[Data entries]

****

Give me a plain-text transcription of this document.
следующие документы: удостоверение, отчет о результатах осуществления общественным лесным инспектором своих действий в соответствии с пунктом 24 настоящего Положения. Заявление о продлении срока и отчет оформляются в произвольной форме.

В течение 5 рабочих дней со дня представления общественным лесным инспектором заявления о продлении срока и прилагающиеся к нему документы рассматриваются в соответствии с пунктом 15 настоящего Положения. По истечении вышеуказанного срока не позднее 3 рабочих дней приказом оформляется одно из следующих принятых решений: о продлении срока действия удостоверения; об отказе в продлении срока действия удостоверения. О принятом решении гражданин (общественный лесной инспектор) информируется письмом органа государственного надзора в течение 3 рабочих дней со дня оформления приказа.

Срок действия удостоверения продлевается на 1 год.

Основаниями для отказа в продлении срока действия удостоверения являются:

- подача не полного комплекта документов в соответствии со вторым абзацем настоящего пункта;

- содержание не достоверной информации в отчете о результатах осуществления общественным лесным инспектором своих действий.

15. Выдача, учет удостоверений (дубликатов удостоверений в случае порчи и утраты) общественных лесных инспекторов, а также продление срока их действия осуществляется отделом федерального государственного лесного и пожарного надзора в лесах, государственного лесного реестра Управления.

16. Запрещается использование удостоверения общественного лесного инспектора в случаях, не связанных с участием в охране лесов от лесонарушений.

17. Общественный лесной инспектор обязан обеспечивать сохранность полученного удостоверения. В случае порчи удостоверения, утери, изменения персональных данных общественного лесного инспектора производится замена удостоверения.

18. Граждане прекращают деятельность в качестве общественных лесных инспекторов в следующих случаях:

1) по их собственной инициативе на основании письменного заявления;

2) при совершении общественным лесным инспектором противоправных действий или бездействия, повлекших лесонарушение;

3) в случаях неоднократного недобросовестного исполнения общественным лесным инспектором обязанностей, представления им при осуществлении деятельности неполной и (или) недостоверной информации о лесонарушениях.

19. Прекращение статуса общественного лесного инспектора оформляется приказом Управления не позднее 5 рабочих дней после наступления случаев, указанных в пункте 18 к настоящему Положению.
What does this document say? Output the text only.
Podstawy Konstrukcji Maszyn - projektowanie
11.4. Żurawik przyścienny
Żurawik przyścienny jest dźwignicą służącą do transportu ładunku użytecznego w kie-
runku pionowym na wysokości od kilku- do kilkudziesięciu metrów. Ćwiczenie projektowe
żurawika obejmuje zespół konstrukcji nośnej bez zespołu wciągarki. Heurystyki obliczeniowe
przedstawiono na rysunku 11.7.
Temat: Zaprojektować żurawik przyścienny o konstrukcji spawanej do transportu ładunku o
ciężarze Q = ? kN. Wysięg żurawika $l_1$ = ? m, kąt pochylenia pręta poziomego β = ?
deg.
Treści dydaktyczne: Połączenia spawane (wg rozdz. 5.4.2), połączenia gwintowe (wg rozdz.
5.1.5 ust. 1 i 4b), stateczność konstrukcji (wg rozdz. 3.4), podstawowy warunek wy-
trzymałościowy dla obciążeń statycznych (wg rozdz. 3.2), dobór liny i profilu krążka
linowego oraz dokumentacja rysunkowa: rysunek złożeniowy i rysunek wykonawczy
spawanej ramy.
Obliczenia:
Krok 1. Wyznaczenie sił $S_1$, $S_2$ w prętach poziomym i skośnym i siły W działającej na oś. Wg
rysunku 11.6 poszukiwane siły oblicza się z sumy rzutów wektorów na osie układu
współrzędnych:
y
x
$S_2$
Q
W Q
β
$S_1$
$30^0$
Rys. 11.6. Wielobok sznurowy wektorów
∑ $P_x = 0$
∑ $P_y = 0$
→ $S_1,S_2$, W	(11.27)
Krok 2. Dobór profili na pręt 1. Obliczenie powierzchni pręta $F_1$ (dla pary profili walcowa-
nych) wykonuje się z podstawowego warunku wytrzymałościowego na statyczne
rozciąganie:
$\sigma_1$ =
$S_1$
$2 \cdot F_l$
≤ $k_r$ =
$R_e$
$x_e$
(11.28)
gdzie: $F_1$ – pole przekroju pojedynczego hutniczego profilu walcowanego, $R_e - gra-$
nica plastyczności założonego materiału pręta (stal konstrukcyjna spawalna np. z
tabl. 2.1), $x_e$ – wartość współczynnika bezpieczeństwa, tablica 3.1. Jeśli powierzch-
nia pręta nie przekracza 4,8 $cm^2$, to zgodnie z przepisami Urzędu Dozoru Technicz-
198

****

_YOUR OBJECTIVE_
Reproduce each line of the material containing the word "соответствии".

_ANSWER IN FULL_
следующие документы: удостоверение, отчет о результатах осуществления общественным лесным инспектором своих действий в соответствии с пунктом 24 настоящего Положения. Заявление о продлении срока и отчет оформляются в произвольной форме.
В течение 5 рабочих дней со дня представления общественным лесным инспектором заявления о продлении срока и прилагающиеся к нему документы рассматриваются в соответствии с пунктом 15 настоящего Положения. По истечении вышеуказанного срока не позднее 3 рабочих дней приказом оформляется одно из следующих принятых решений: о продлении срока действия удостоверения; об отказе в продлении срока действия удостоверения. О принятом решении гражданин (общественный лесной инспектор) информируется письмом органа государственного надзора в течение 3 рабочих дней со дня оформления приказа.
- подача не полного комплекта документов в соответствии со вторым абзацем настоящего пункта;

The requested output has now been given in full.